*Teks Sumber:*

Selasa, 31 Mei 2011

pengawal pribadi

“Jul, ada kerjaan gak? Kalau gak, ikut gue yuk. Kita ke Bandara, jemput teman lama. Dia baru datang dari Swiss.” Aku sms ke si Juli, temanku. Teman kuliahku. Dia imut orangnya. Kata orang awam yang gak mengenal dia. Tapi memang dia itu lah yang paling sabar diantara kami. Karena bahan yang enak untuk kami cengin adalah dia!.

“di mana lo?? Jadi gak??”, Juli sms saya, kira kira setelah 20 menit dari sms pertama saya tadi. “gak jadi Jul, udah keduluan Zaenab dan Sarah. Malu. Biarin aja, nanti kalau si Doel pergi lagi ke Swiss, baru kita anter. Setuju yaa?”. “sialan lo.” Itu balasan terakhir dari si Juli.

Dan asal kamu tahu kawan. Gara gara sms ajakan aku itu, dia sampai di kasih ongkos oleh bapaknya sebesar Rp. 20.000,-, agar dia bisa pergi dengan aman, sejahtera dan selamat sampai ke Bandara. Hmmm. Salah siapa coba sampai kayak gini?. Salah gue? Salah nenek moyang? Hah?. Julinya aja sih yang gak nonton film Si Doel Anak Sekolahan. Huh..!

Dan yang lebih parah, dia dan teman temanku, menyebut diriku Jadul. Aku bilang ya sama kalian. Bangsa yang paling besar adalah bangsa yang menghargai pendahulunya. Begitu orang bijak berbicara. Layaknya kalian bicara seperti itu, adalah seperti supir angkot saja. Selalu mencari penumpang baru. Penumpang yang lama di diamkan saja. Di ajak ngobrol juga enggak, di ajak nge-teh juga tidak. Ahh dasar, selalu sibuk mencari penumpang baru!

Dan daripada aku di rumah. Harus menunggu ini rumah. Yang dengan kepercayaanku sangat tinggi, mana mungkin dia (rumah) lari. Kalaupun dia lari, harus melewati jalan mana dia. Tidak ada jalan untuk rumah. Apalagi jalan tol. Jadi lebih baik aku tidak usah menunggu rumah. Lebih baik aku pergi ke Rawamangun sana. Ke tempat Universitas Negeri Jakarta berada.

Sedikitpun aku tidak bisa berbicara ketika memasuki gerbang kampus. Oh iya lupa, aku masih pakai helm.

Catatan batas elemen:
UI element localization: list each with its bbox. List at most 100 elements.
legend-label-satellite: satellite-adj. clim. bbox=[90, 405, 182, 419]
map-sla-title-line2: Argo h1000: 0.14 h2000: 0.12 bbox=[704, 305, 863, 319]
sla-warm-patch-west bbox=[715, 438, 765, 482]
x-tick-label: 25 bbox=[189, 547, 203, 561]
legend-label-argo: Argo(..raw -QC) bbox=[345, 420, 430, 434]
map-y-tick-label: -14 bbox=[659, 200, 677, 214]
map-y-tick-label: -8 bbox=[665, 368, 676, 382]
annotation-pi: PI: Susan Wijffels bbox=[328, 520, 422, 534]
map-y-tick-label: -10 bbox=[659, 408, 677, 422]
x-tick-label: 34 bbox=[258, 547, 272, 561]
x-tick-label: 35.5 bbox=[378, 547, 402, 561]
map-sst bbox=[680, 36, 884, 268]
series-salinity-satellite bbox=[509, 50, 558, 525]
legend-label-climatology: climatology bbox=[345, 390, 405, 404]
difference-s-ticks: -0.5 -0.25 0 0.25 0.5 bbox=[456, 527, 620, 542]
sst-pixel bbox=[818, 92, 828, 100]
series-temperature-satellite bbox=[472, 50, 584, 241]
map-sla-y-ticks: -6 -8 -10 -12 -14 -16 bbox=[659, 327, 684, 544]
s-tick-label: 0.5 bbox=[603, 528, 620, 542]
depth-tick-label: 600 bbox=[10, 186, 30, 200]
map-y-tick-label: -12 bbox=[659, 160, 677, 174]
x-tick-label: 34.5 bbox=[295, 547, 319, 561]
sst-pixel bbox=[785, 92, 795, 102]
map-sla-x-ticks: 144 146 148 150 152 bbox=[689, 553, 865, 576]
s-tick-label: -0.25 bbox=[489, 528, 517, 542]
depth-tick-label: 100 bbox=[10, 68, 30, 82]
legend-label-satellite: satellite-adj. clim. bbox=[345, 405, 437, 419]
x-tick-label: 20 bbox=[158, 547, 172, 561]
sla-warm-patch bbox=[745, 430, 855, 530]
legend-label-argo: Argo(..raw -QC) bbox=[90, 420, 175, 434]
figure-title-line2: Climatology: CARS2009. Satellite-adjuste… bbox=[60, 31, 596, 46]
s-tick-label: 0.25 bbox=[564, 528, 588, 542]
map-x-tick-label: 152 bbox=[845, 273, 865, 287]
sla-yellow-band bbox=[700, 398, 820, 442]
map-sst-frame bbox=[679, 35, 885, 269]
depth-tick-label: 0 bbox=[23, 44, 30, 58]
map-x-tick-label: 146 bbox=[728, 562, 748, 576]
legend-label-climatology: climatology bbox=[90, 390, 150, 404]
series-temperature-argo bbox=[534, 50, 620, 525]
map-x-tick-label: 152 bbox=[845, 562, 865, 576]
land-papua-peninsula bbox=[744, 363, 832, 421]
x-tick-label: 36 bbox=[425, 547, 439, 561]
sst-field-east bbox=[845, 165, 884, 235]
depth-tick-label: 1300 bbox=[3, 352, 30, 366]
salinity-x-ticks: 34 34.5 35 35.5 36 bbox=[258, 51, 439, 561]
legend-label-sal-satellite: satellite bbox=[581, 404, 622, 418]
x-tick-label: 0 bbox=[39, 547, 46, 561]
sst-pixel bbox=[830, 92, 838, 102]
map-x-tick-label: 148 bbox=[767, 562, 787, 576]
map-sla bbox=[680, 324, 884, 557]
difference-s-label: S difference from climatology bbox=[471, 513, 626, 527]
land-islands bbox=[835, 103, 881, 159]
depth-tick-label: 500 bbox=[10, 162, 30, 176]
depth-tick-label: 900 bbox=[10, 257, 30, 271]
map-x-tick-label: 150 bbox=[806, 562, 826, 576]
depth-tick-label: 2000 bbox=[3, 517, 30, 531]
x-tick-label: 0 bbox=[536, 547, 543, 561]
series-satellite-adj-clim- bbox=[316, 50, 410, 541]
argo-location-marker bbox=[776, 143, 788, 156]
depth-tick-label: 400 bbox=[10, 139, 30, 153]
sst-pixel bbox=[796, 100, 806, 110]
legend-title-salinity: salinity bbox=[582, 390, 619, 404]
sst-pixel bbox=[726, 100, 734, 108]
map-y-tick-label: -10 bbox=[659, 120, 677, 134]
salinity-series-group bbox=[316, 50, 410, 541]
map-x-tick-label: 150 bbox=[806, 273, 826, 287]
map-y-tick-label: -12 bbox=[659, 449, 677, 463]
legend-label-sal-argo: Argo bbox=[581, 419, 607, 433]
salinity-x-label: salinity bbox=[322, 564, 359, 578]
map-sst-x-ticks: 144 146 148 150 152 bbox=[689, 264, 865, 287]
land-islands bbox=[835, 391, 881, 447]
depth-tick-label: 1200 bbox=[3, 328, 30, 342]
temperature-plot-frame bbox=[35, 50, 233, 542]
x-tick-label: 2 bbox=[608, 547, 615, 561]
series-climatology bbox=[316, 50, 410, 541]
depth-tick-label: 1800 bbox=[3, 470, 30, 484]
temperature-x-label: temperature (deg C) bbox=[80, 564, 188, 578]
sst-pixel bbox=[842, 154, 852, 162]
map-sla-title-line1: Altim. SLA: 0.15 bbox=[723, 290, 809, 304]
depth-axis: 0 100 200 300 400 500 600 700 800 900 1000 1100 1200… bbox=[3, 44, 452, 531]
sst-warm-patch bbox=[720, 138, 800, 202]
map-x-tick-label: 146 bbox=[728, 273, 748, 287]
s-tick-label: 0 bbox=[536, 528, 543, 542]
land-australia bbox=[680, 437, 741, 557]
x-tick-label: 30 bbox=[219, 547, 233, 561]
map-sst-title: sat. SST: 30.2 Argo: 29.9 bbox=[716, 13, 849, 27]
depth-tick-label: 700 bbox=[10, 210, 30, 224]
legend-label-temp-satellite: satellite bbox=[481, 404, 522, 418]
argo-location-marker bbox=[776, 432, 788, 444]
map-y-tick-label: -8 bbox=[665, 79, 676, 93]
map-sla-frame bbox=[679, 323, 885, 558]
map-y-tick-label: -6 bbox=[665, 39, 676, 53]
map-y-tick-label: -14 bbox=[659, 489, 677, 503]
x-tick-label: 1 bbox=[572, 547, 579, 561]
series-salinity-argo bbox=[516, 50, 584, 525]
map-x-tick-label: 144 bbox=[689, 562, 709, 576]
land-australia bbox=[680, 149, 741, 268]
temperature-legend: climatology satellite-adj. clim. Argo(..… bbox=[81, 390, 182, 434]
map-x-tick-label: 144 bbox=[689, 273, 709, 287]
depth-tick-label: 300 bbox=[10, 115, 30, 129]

*Isi Latihan:*
Tuliskan kembali seluruh bagian cerita pengawal pribadi dari "Dan daripada aku" sampai "Negeri Jakarta berada.", dan ganti nama "Rawamangun" menjadi "Salemba". Data tersebut tidak ada kaitannya dengan cerita pengawal pribadi.

*Hasil Akhir:*
Dan daripada aku di rumah. Harus menunggu ini rumah. Yang dengan kepercayaanku sangat tinggi, mana mungkin dia (rumah) lari. Kalaupun dia lari, harus melewati jalan mana dia. Tidak ada jalan untuk rumah. Apalagi jalan tol. Jadi lebih baik aku tidak usah menunggu rumah. Lebih baik aku pergi ke Salemba sana. Ke tempat Universitas Negeri Jakarta berada.